> **Stated problem**: Check each line for the string "ylabel" and give only the count of lines that have it.
-- begin --
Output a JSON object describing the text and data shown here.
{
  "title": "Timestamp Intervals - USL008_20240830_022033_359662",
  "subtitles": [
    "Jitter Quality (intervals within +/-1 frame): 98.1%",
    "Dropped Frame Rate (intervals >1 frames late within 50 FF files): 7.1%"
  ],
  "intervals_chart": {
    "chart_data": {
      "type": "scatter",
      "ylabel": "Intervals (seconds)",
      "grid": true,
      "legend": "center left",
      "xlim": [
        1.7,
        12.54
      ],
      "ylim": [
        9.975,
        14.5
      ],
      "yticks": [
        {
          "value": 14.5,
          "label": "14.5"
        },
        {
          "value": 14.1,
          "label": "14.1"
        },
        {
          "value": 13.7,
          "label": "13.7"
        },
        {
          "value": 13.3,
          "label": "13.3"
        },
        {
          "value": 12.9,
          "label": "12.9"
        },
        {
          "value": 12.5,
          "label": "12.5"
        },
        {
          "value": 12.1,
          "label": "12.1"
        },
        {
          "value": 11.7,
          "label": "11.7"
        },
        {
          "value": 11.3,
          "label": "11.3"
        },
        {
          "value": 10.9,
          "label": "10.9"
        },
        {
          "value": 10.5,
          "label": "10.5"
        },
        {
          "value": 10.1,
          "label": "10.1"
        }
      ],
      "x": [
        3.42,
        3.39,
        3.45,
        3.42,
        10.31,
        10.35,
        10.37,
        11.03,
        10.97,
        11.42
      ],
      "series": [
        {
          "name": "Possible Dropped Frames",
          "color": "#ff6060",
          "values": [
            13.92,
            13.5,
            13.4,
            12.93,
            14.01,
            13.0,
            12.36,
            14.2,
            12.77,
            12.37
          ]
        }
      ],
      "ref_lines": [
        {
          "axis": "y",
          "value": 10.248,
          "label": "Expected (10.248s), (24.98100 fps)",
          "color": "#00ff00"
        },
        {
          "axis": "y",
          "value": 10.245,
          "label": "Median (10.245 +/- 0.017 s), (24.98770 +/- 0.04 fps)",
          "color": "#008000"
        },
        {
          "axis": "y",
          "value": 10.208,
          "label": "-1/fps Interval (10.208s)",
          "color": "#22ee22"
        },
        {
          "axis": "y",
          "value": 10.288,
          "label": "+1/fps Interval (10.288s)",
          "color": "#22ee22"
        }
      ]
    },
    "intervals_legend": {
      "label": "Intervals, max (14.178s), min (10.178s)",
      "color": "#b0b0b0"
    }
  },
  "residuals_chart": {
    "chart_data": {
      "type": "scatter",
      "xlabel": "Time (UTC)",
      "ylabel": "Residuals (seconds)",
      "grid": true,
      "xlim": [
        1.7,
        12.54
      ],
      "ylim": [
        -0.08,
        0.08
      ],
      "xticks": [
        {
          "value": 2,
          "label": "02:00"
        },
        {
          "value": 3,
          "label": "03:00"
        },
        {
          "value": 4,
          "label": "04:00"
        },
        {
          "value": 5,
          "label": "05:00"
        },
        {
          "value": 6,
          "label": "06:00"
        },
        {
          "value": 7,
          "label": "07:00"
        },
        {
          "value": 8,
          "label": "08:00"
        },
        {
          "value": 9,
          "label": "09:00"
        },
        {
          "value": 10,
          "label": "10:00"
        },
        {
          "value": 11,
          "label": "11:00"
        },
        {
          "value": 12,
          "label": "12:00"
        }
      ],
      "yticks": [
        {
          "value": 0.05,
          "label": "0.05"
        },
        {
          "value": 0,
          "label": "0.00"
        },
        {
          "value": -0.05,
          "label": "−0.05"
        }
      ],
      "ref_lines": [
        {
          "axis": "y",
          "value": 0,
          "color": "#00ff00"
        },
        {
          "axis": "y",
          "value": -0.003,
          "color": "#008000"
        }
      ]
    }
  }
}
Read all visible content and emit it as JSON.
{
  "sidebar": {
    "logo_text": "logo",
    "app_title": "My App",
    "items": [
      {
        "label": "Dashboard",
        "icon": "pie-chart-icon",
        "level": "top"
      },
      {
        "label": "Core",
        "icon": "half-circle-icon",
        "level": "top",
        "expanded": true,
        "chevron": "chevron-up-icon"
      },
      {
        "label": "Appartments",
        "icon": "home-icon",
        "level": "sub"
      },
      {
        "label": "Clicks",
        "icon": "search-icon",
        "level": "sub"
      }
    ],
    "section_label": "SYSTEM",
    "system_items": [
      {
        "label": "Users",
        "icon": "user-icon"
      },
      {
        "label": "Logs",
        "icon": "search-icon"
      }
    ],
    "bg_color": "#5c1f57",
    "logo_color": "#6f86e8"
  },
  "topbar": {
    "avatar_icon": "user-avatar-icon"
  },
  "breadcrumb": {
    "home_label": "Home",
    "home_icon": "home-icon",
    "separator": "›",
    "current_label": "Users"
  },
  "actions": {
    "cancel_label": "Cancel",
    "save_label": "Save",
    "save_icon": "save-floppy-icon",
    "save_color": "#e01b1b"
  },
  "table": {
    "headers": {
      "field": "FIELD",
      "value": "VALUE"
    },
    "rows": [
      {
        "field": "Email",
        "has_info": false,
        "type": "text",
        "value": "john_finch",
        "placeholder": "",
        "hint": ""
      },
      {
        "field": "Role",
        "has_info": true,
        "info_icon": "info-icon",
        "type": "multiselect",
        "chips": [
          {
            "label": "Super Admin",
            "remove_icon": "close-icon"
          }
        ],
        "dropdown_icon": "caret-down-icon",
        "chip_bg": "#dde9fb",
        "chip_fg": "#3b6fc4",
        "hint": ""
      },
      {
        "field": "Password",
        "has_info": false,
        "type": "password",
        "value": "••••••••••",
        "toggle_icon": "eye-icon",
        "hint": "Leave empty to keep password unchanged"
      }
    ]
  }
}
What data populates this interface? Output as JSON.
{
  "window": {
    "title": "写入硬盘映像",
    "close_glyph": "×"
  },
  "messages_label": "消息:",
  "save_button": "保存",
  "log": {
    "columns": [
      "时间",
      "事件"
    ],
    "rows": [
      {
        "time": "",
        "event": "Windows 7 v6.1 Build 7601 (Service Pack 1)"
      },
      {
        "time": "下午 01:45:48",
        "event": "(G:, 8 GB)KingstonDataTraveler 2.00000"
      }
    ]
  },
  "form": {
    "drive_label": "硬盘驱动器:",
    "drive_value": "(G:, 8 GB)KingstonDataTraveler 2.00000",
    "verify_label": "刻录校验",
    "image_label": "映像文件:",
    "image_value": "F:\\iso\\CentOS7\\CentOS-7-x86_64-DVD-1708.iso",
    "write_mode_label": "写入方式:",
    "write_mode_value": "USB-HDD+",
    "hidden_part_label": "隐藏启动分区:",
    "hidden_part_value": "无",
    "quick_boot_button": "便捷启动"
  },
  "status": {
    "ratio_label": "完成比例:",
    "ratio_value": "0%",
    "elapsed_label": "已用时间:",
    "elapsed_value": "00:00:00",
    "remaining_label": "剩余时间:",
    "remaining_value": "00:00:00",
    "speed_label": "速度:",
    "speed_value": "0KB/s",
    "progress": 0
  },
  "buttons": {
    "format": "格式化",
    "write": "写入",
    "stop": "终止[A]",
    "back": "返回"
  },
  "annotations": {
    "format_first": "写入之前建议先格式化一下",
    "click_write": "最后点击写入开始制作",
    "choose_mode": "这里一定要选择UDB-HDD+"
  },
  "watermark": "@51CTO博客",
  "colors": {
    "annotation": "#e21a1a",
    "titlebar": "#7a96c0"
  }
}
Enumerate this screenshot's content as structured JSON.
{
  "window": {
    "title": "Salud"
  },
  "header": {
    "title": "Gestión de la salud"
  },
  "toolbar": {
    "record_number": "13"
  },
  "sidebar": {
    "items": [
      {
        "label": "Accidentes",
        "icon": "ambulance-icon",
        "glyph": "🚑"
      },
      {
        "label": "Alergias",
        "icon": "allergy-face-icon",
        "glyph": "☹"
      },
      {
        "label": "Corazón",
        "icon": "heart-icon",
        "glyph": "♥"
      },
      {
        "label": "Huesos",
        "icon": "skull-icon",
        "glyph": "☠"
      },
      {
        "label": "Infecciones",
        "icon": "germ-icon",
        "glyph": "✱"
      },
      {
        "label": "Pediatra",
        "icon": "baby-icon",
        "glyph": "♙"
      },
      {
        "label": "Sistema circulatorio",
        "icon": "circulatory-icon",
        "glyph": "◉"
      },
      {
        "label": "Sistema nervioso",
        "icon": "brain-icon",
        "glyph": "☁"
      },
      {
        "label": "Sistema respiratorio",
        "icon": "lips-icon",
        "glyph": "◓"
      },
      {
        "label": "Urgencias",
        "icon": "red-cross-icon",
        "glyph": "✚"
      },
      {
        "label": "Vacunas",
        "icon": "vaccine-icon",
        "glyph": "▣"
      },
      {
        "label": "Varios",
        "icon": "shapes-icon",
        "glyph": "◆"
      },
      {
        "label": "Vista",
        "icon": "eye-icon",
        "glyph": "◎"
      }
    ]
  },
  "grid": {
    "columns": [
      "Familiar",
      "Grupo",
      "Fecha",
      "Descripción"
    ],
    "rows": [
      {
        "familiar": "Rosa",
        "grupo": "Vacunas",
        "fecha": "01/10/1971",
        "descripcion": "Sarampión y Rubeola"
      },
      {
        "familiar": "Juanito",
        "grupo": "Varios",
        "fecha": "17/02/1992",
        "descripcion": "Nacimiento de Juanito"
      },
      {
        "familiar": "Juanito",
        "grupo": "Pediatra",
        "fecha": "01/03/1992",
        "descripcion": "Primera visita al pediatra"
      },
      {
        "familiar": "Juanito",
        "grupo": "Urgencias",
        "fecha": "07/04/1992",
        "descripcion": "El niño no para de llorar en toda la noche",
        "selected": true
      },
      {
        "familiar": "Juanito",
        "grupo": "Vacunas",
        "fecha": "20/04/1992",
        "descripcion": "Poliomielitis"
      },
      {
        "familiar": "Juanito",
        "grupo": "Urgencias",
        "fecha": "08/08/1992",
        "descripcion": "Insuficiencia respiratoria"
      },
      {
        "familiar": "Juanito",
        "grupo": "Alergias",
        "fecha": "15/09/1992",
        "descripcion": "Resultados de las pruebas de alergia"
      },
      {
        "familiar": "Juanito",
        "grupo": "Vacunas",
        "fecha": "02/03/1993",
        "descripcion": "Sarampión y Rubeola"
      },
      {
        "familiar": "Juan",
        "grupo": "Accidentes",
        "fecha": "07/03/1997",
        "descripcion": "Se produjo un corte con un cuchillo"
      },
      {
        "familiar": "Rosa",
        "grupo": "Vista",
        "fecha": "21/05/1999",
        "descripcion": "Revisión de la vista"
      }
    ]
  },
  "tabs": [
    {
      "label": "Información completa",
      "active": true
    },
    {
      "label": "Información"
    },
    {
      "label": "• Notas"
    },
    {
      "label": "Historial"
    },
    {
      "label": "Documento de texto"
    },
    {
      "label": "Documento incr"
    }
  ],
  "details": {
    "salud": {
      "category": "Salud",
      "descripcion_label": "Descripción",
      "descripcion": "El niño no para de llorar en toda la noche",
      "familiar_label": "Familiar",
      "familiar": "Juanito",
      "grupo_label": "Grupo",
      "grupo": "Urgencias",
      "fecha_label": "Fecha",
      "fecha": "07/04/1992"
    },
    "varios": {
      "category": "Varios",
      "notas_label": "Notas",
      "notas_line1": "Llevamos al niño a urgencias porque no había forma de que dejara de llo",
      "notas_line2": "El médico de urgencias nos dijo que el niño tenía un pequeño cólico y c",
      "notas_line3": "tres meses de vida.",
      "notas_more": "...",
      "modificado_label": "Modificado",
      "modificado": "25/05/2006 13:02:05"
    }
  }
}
-- end --
> **Response below**: 2